--- start of DATA LISTING ---
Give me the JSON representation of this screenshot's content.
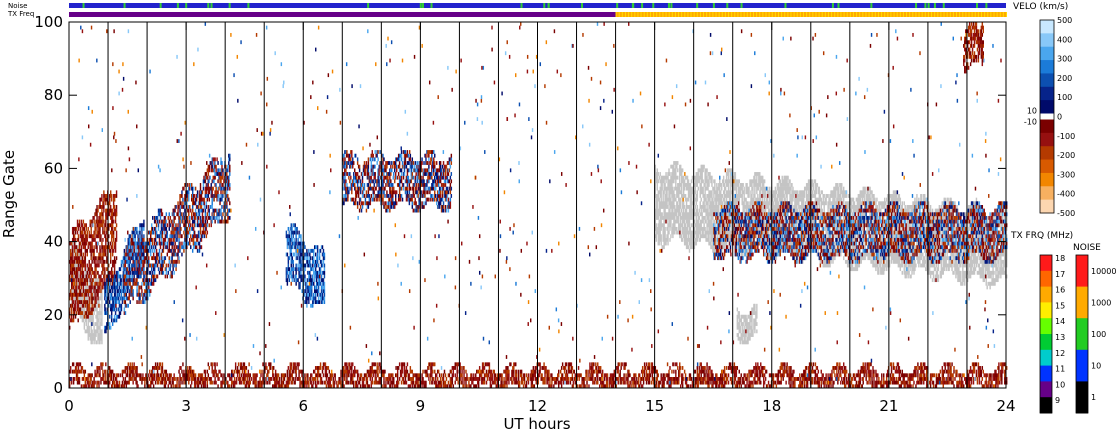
{
  "chart_data": {
    "type": "heatmap",
    "xlabel": "UT hours",
    "ylabel": "Range Gate",
    "xlim": [
      0,
      24
    ],
    "ylim": [
      0,
      100
    ],
    "x_ticks": [
      "0",
      "3",
      "6",
      "9",
      "12",
      "15",
      "18",
      "21",
      "24"
    ],
    "y_ticks": [
      "0",
      "20",
      "40",
      "60",
      "80",
      "100"
    ],
    "scan_boundaries_hours": [
      1,
      2,
      3,
      4,
      5,
      6,
      7,
      8,
      9,
      10,
      11,
      12,
      13,
      14,
      15,
      16,
      17,
      18,
      19,
      20,
      21,
      22,
      23
    ],
    "top_strips": {
      "noise_label": "Noise",
      "txfreq_label": "TX Freq",
      "noise_color": "#2222cc",
      "noise_spike_color": "#33cc33",
      "txfreq_color_before": "#660088",
      "txfreq_color_after": "#ffaa00",
      "txfreq_change_hour": 14
    },
    "velocity_scale": {
      "title": "VELO (km/s)",
      "ticks": [
        "500",
        "400",
        "300",
        "200",
        "100",
        "0",
        "-100",
        "-200",
        "-300",
        "-400",
        "-500"
      ],
      "zero_labels": [
        "10",
        "-10"
      ],
      "colors_positive": [
        "#c8e8ff",
        "#88c8f8",
        "#4aa6ee",
        "#1b7bd8",
        "#0c4fb0",
        "#06238a",
        "#000a6a"
      ],
      "colors_negative": [
        "#7a0000",
        "#961010",
        "#b43a00",
        "#d85a00",
        "#f28600",
        "#f7b060",
        "#fcd6b0"
      ],
      "ground_scatter_color": "#c4c4c4"
    },
    "txfreq_scale": {
      "title": "TX FRQ (MHz)",
      "ticks": [
        "18",
        "17",
        "16",
        "15",
        "14",
        "13",
        "12",
        "11",
        "10",
        "9"
      ],
      "colors": [
        "#ff1a1a",
        "#ff6600",
        "#ffaa00",
        "#ffee00",
        "#66ff00",
        "#00cc33",
        "#00cccc",
        "#0033ff",
        "#660088",
        "#000000"
      ]
    },
    "noise_scale": {
      "title": "NOISE",
      "ticks": [
        "10000",
        "1000",
        "100",
        "10",
        "1"
      ],
      "colors": [
        "#ff1a1a",
        "#ffaa00",
        "#22cc22",
        "#0033ff",
        "#000000"
      ]
    },
    "regions": [
      {
        "kind": "ground",
        "x_range": [
          0.05,
          0.85
        ],
        "center_gate_start": 30,
        "center_gate_end": 18,
        "half_width": 8
      },
      {
        "kind": "negative",
        "x_range": [
          0.0,
          1.2
        ],
        "center_gate_start": 28,
        "center_gate_end": 42,
        "half_width": 12
      },
      {
        "kind": "positive",
        "x_range": [
          0.9,
          1.9
        ],
        "center_gate_start": 20,
        "center_gate_end": 40,
        "half_width": 6
      },
      {
        "kind": "mixed",
        "x_range": [
          1.4,
          4.1
        ],
        "center_gate_start": 28,
        "center_gate_end": 56,
        "half_width": 8
      },
      {
        "kind": "positive",
        "x_range": [
          5.55,
          6.55
        ],
        "center_gate_start": 36,
        "center_gate_end": 28,
        "half_width": 7
      },
      {
        "kind": "mixed",
        "x_range": [
          7.0,
          9.8
        ],
        "center_gate_start": 56,
        "center_gate_end": 56,
        "half_width": 6
      },
      {
        "kind": "ground",
        "x_range": [
          15.0,
          24.0
        ],
        "center_gate_start": 50,
        "center_gate_end": 38,
        "half_width": 9
      },
      {
        "kind": "mixed",
        "x_range": [
          16.5,
          24.0
        ],
        "center_gate_start": 42,
        "center_gate_end": 42,
        "half_width": 6
      },
      {
        "kind": "ground",
        "x_range": [
          17.1,
          17.6
        ],
        "center_gate_start": 17,
        "center_gate_end": 17,
        "half_width": 3
      },
      {
        "kind": "negative",
        "x_range": [
          22.9,
          23.4
        ],
        "center_gate_start": 93,
        "center_gate_end": 93,
        "half_width": 5
      },
      {
        "kind": "negative",
        "x_range": [
          0.0,
          24.0
        ],
        "center_gate_start": 2,
        "center_gate_end": 2,
        "half_width": 2
      }
    ]
  }
}
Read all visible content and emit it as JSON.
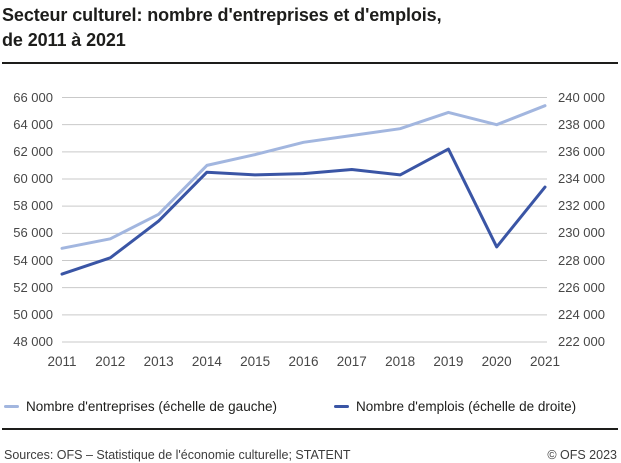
{
  "title": {
    "line1": "Secteur culturel: nombre d'entreprises et d'emplois,",
    "line2": "de 2011 à 2021"
  },
  "chart_data": {
    "type": "line",
    "x": [
      2011,
      2012,
      2013,
      2014,
      2015,
      2016,
      2017,
      2018,
      2019,
      2020,
      2021
    ],
    "series": [
      {
        "name": "Nombre d'entreprises (échelle de gauche)",
        "axis": "left",
        "color": "#a2b6df",
        "values": [
          54900,
          55600,
          57400,
          61000,
          61800,
          62700,
          63200,
          63700,
          64900,
          64000,
          65400
        ]
      },
      {
        "name": "Nombre d'emplois (échelle de droite)",
        "axis": "right",
        "color": "#3a55a5",
        "values": [
          227000,
          228200,
          230900,
          234500,
          234300,
          234400,
          234700,
          234300,
          236200,
          229000,
          233400
        ]
      }
    ],
    "axes": {
      "left": {
        "min": 48000,
        "max": 66000,
        "step": 2000,
        "tick_labels": [
          "66 000",
          "64 000",
          "62 000",
          "60 000",
          "58 000",
          "56 000",
          "54 000",
          "52 000",
          "50 000",
          "48 000"
        ]
      },
      "right": {
        "min": 222000,
        "max": 240000,
        "step": 2000,
        "tick_labels": [
          "240 000",
          "238 000",
          "236 000",
          "234 000",
          "232 000",
          "230 000",
          "228 000",
          "226 000",
          "224 000",
          "222 000"
        ]
      },
      "x_tick_labels": [
        "2011",
        "2012",
        "2013",
        "2014",
        "2015",
        "2016",
        "2017",
        "2018",
        "2019",
        "2020",
        "2021"
      ]
    },
    "grid": true,
    "legend_position": "bottom"
  },
  "footer": {
    "sources": "Sources: OFS – Statistique de l'économie culturelle; STATENT",
    "copyright": "© OFS 2023"
  },
  "colors": {
    "gridline": "#c9c9c9",
    "axis_text": "#474747",
    "title_text": "#1d1d1b",
    "entreprises_line": "#a2b6df",
    "emplois_line": "#3a55a5"
  }
}
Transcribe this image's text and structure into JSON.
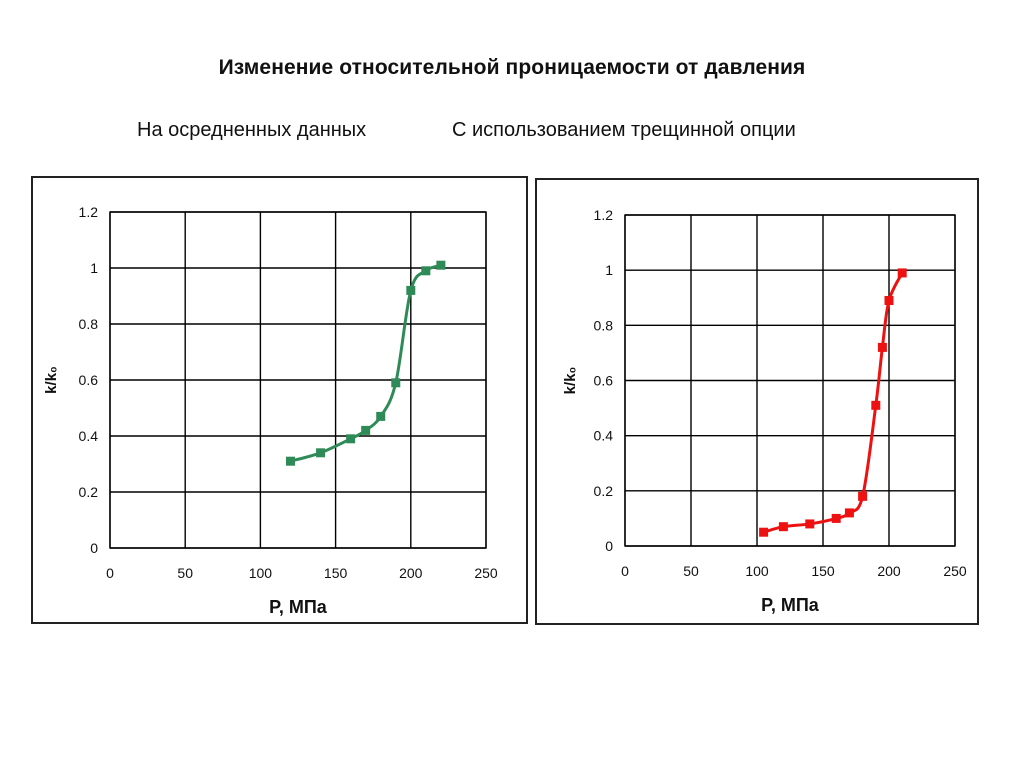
{
  "title": "Изменение относительной проницаемости от давления",
  "subtitles": {
    "left": "На осредненных данных",
    "right": "С использованием трещинной опции"
  },
  "chart_data": [
    {
      "type": "line",
      "xlabel": "P, МПа",
      "ylabel": "k/k₀",
      "xlim": [
        0,
        250
      ],
      "ylim": [
        0,
        1.2
      ],
      "x_ticks": [
        0,
        50,
        100,
        150,
        200,
        250
      ],
      "y_ticks": [
        0,
        0.2,
        0.4,
        0.6,
        0.8,
        1,
        1.2
      ],
      "x_tick_labels": [
        "0",
        "50",
        "100",
        "150",
        "200",
        "250"
      ],
      "y_tick_labels": [
        "0",
        "0.2",
        "0.4",
        "0.6",
        "0.8",
        "1",
        "1.2"
      ],
      "grid": true,
      "legend": "none",
      "color": "#2e8b57",
      "marker": "square",
      "series": [
        {
          "x": [
            120,
            140,
            160,
            170,
            180,
            190,
            200,
            210,
            220
          ],
          "y": [
            0.31,
            0.34,
            0.39,
            0.42,
            0.47,
            0.59,
            0.92,
            0.99,
            1.01
          ]
        }
      ]
    },
    {
      "type": "line",
      "xlabel": "P, МПа",
      "ylabel": "k/k₀",
      "xlim": [
        0,
        250
      ],
      "ylim": [
        0,
        1.2
      ],
      "x_ticks": [
        0,
        50,
        100,
        150,
        200,
        250
      ],
      "y_ticks": [
        0,
        0.2,
        0.4,
        0.6,
        0.8,
        1,
        1.2
      ],
      "x_tick_labels": [
        "0",
        "50",
        "100",
        "150",
        "200",
        "250"
      ],
      "y_tick_labels": [
        "0",
        "0.2",
        "0.4",
        "0.6",
        "0.8",
        "1",
        "1.2"
      ],
      "grid": true,
      "legend": "none",
      "color": "#ee1111",
      "marker": "square",
      "series": [
        {
          "x": [
            105,
            120,
            140,
            160,
            170,
            180,
            190,
            195,
            200,
            210
          ],
          "y": [
            0.05,
            0.07,
            0.08,
            0.1,
            0.12,
            0.18,
            0.51,
            0.72,
            0.89,
            0.99
          ]
        }
      ]
    }
  ]
}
--- end of DATA LISTING ---
▸ SHORT TASK
Reply with one number only: how many lines of the listing hold "échelle"?

▸ CORRECT OUTPUT
2